(Dataset records)
┌──
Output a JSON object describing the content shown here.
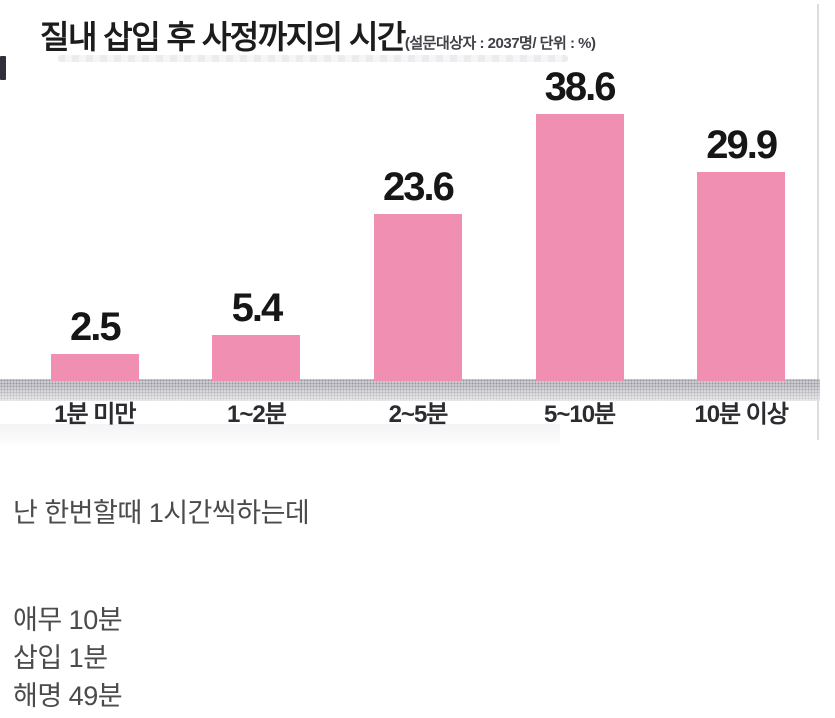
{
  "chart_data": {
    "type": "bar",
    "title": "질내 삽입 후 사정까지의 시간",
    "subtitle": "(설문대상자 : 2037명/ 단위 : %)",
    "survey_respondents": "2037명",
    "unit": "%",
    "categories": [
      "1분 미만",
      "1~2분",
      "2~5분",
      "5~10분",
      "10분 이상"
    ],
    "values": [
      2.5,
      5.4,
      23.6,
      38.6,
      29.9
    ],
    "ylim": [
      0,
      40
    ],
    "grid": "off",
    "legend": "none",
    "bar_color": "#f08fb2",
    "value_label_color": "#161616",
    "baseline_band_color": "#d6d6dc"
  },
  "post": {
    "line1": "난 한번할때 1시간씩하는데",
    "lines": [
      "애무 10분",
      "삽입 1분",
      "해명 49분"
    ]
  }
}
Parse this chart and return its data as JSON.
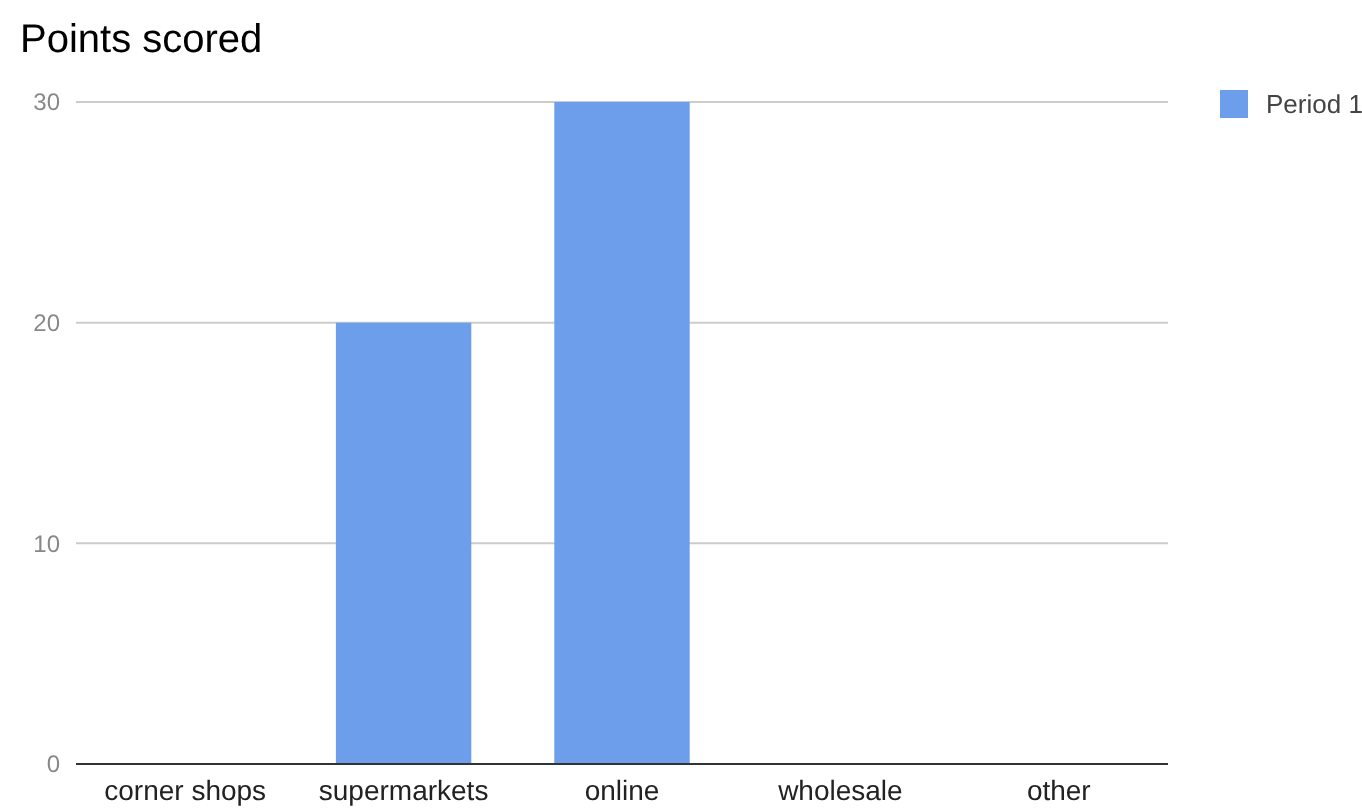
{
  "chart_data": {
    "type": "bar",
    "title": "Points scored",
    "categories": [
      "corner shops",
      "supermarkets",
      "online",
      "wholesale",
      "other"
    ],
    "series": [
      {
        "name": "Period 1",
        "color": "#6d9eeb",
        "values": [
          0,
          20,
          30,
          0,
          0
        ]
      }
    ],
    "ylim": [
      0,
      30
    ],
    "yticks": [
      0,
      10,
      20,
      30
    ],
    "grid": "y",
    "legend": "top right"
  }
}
└──
§ TASK DIRECTIONS:
The records above should be reproduced exactly, with no pictures included.

§ FULL RESPONSE:
Output a JSON object describing the content shown here.
{
  "chart_data": {
    "type": "bar",
    "title": "질내 삽입 후 사정까지의 시간",
    "subtitle": "(설문대상자 : 2037명/ 단위 : %)",
    "survey_respondents": "2037명",
    "unit": "%",
    "categories": [
      "1분 미만",
      "1~2분",
      "2~5분",
      "5~10분",
      "10분 이상"
    ],
    "values": [
      2.5,
      5.4,
      23.6,
      38.6,
      29.9
    ],
    "ylim": [
      0,
      40
    ],
    "grid": "off",
    "legend": "none",
    "bar_color": "#f08fb2",
    "value_label_color": "#161616",
    "baseline_band_color": "#d6d6dc"
  },
  "post": {
    "line1": "난 한번할때 1시간씩하는데",
    "lines": [
      "애무 10분",
      "삽입 1분",
      "해명 49분"
    ]
  }
}
Parse this chart and return its data as JSON.
{
  "chart_data": {
    "type": "bar",
    "title": "Points scored",
    "categories": [
      "corner shops",
      "supermarkets",
      "online",
      "wholesale",
      "other"
    ],
    "series": [
      {
        "name": "Period 1",
        "color": "#6d9eeb",
        "values": [
          0,
          20,
          30,
          0,
          0
        ]
      }
    ],
    "ylim": [
      0,
      30
    ],
    "yticks": [
      0,
      10,
      20,
      30
    ],
    "grid": "y",
    "legend": "top right"
  }
}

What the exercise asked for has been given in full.